**WHAT TO DO**
Write out each line in which the string "Output" is present.

• • • • • • •

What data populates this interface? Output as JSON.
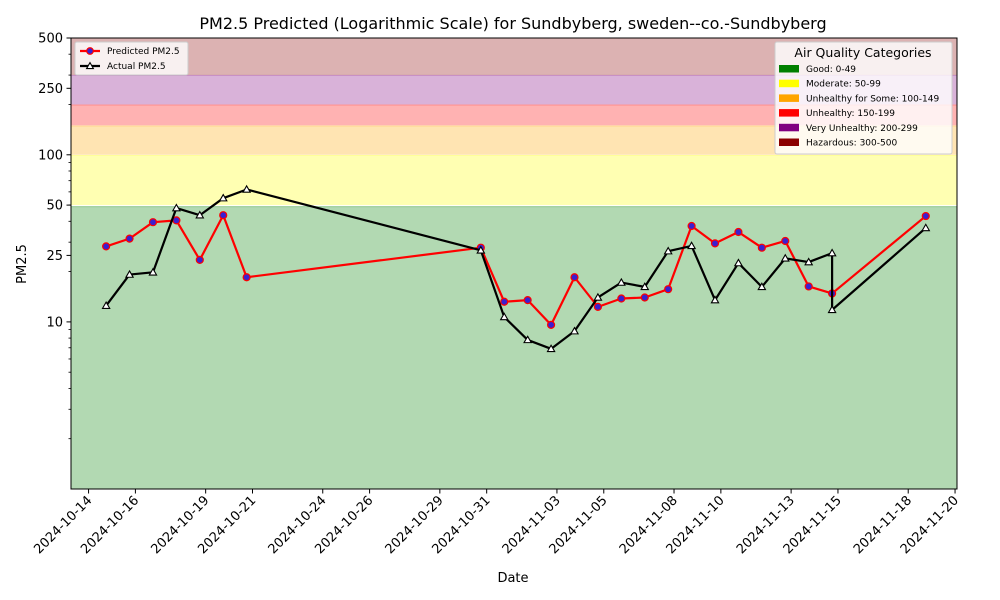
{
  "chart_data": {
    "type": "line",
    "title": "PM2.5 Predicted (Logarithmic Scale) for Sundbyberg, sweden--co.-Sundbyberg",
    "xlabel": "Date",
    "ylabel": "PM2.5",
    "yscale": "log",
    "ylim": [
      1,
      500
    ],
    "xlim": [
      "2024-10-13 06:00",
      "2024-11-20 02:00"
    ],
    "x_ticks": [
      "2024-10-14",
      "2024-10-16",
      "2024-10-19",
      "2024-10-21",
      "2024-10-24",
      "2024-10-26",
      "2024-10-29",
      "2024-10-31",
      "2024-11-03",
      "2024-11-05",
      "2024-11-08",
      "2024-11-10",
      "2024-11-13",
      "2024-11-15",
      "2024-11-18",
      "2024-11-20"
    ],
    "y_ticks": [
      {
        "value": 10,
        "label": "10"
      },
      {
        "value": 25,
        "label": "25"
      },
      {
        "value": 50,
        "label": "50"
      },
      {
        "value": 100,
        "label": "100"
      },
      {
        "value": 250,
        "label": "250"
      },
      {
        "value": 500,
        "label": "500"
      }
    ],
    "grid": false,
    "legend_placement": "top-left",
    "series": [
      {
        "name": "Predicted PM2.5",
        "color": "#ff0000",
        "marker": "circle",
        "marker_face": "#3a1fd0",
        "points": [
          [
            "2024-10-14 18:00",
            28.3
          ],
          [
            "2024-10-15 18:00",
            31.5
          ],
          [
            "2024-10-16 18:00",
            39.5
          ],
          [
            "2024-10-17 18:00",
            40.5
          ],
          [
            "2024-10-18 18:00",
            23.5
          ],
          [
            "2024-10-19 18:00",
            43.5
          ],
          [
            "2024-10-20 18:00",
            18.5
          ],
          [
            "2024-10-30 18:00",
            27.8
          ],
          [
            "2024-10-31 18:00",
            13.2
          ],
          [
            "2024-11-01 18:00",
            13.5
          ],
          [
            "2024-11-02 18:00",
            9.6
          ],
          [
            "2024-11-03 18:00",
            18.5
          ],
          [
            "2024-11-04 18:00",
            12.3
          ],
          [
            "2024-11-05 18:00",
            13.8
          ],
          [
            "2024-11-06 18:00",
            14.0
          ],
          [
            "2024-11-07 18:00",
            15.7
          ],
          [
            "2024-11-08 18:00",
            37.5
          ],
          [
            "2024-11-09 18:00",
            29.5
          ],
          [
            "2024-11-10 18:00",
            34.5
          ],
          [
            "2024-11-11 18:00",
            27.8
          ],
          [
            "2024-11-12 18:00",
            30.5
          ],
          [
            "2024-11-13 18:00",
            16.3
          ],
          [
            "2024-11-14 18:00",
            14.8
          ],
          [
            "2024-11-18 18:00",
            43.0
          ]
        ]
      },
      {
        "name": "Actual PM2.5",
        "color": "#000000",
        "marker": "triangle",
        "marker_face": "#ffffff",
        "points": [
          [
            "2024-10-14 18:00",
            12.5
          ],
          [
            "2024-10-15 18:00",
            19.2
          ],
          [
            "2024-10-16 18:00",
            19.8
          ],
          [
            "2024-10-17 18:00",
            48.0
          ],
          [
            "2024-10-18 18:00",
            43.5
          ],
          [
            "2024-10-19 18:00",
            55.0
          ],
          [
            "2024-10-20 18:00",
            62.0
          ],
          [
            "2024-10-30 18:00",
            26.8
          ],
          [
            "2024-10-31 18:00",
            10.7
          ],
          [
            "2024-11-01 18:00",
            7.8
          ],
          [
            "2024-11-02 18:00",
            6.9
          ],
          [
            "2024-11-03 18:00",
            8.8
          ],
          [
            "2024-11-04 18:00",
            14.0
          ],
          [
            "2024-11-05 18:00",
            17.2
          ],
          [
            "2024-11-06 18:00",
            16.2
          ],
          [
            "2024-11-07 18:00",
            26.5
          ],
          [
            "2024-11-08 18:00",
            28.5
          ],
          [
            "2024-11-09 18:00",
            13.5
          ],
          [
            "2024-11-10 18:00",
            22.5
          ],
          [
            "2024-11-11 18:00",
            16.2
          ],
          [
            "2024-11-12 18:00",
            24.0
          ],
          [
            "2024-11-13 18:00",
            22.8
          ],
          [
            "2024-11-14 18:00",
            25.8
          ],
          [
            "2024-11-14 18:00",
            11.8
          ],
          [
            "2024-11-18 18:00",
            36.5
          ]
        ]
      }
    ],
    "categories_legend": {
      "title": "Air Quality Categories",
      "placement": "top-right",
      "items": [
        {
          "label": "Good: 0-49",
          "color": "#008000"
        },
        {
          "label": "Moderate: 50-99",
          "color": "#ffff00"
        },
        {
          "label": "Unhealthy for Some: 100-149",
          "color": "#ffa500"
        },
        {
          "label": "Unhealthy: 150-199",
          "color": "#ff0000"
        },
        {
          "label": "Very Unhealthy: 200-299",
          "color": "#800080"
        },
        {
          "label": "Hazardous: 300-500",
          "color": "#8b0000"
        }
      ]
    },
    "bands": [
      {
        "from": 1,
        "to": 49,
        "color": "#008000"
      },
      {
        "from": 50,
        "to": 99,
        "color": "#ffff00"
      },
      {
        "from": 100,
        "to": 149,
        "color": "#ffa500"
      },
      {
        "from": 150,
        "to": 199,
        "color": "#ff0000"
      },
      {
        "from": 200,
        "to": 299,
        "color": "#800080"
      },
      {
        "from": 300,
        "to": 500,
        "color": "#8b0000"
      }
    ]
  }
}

• • • • • • •

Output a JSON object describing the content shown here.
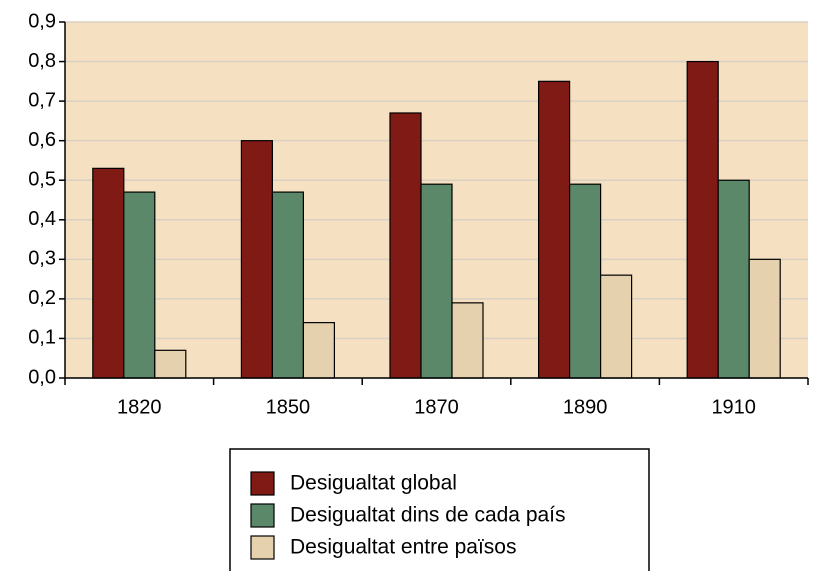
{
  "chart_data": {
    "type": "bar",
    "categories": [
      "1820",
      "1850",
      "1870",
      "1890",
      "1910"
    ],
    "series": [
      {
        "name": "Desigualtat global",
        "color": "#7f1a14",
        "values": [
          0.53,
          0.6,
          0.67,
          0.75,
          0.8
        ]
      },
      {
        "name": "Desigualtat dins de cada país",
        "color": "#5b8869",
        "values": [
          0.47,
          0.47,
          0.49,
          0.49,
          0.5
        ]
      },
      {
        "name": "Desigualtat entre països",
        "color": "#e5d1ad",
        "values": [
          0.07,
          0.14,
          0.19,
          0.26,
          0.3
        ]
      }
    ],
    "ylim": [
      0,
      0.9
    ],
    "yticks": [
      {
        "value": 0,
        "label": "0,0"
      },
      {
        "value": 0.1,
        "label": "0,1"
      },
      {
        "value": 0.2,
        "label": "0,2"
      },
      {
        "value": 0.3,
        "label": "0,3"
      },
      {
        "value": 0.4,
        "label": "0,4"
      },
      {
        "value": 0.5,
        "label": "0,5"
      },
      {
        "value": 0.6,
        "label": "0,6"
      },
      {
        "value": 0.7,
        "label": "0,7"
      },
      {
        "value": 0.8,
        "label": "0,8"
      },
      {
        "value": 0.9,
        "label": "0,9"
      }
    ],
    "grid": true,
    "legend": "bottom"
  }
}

• • • • • • •

**COMPLETE ANSWER**
What data populates this interface? Output as JSON.
Output a JSON object describing the content shown here.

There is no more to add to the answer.